What you will do: Copy out the listing in full, exactly as written, but not its pictures.

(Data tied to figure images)
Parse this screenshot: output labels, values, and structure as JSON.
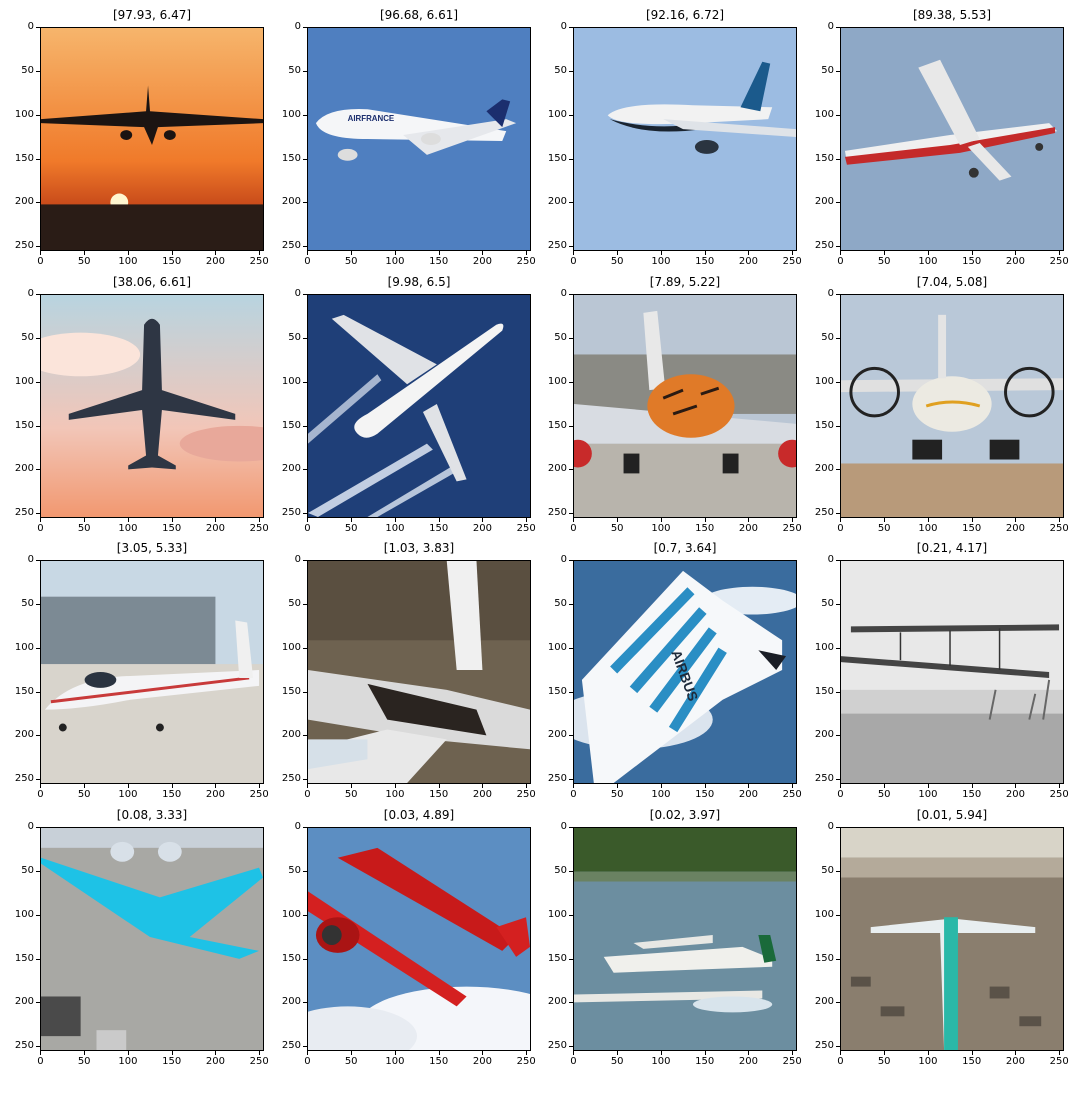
{
  "figure": {
    "axis_ticks": {
      "x": [
        "0",
        "50",
        "100",
        "150",
        "200",
        "250"
      ],
      "y": [
        "0",
        "50",
        "100",
        "150",
        "200",
        "250"
      ]
    },
    "panels": [
      {
        "title": "[97.93, 6.47]",
        "scene": "sunset-landing-airliner"
      },
      {
        "title": "[96.68, 6.61]",
        "scene": "air-france-a380"
      },
      {
        "title": "[92.16, 6.72]",
        "scene": "boeing-737-max-blue-sky"
      },
      {
        "title": "[89.38, 5.53]",
        "scene": "cessna-caravan-turboprop"
      },
      {
        "title": "[38.06, 6.61]",
        "scene": "airliner-silhouette-pink-clouds"
      },
      {
        "title": "[9.98, 6.5]",
        "scene": "a380-from-above-contrails"
      },
      {
        "title": "[7.89, 5.22]",
        "scene": "tiger-livery-747-on-ground"
      },
      {
        "title": "[7.04, 5.08]",
        "scene": "an-22-propeller-cargo"
      },
      {
        "title": "[3.05, 5.33]",
        "scene": "nasa-light-aircraft-hangar"
      },
      {
        "title": "[1.03, 3.83]",
        "scene": "burned-wreck-fuselage"
      },
      {
        "title": "[0.7, 3.64]",
        "scene": "airbus-blended-wing-concept"
      },
      {
        "title": "[0.21, 4.17]",
        "scene": "wright-flyer-black-white"
      },
      {
        "title": "[0.08, 3.33]",
        "scene": "klm-flying-v-concept"
      },
      {
        "title": "[0.03, 4.89]",
        "scene": "red-biplane-clouds"
      },
      {
        "title": "[0.02, 3.97]",
        "scene": "floatplane-on-lake"
      },
      {
        "title": "[0.01, 5.94]",
        "scene": "boeing-factory-floor"
      }
    ],
    "colors": {
      "axis": "#000000",
      "background": "#ffffff"
    }
  }
}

Reply:
Parse this screenshot: output labels, values, and structure as JSON.
{
  "figure": {
    "axis_ticks": {
      "x": [
        "0",
        "50",
        "100",
        "150",
        "200",
        "250"
      ],
      "y": [
        "0",
        "50",
        "100",
        "150",
        "200",
        "250"
      ]
    },
    "panels": [
      {
        "title": "[97.93, 6.47]",
        "scene": "sunset-landing-airliner"
      },
      {
        "title": "[96.68, 6.61]",
        "scene": "air-france-a380"
      },
      {
        "title": "[92.16, 6.72]",
        "scene": "boeing-737-max-blue-sky"
      },
      {
        "title": "[89.38, 5.53]",
        "scene": "cessna-caravan-turboprop"
      },
      {
        "title": "[38.06, 6.61]",
        "scene": "airliner-silhouette-pink-clouds"
      },
      {
        "title": "[9.98, 6.5]",
        "scene": "a380-from-above-contrails"
      },
      {
        "title": "[7.89, 5.22]",
        "scene": "tiger-livery-747-on-ground"
      },
      {
        "title": "[7.04, 5.08]",
        "scene": "an-22-propeller-cargo"
      },
      {
        "title": "[3.05, 5.33]",
        "scene": "nasa-light-aircraft-hangar"
      },
      {
        "title": "[1.03, 3.83]",
        "scene": "burned-wreck-fuselage"
      },
      {
        "title": "[0.7, 3.64]",
        "scene": "airbus-blended-wing-concept"
      },
      {
        "title": "[0.21, 4.17]",
        "scene": "wright-flyer-black-white"
      },
      {
        "title": "[0.08, 3.33]",
        "scene": "klm-flying-v-concept"
      },
      {
        "title": "[0.03, 4.89]",
        "scene": "red-biplane-clouds"
      },
      {
        "title": "[0.02, 3.97]",
        "scene": "floatplane-on-lake"
      },
      {
        "title": "[0.01, 5.94]",
        "scene": "boeing-factory-floor"
      }
    ],
    "colors": {
      "axis": "#000000",
      "background": "#ffffff"
    }
  }
}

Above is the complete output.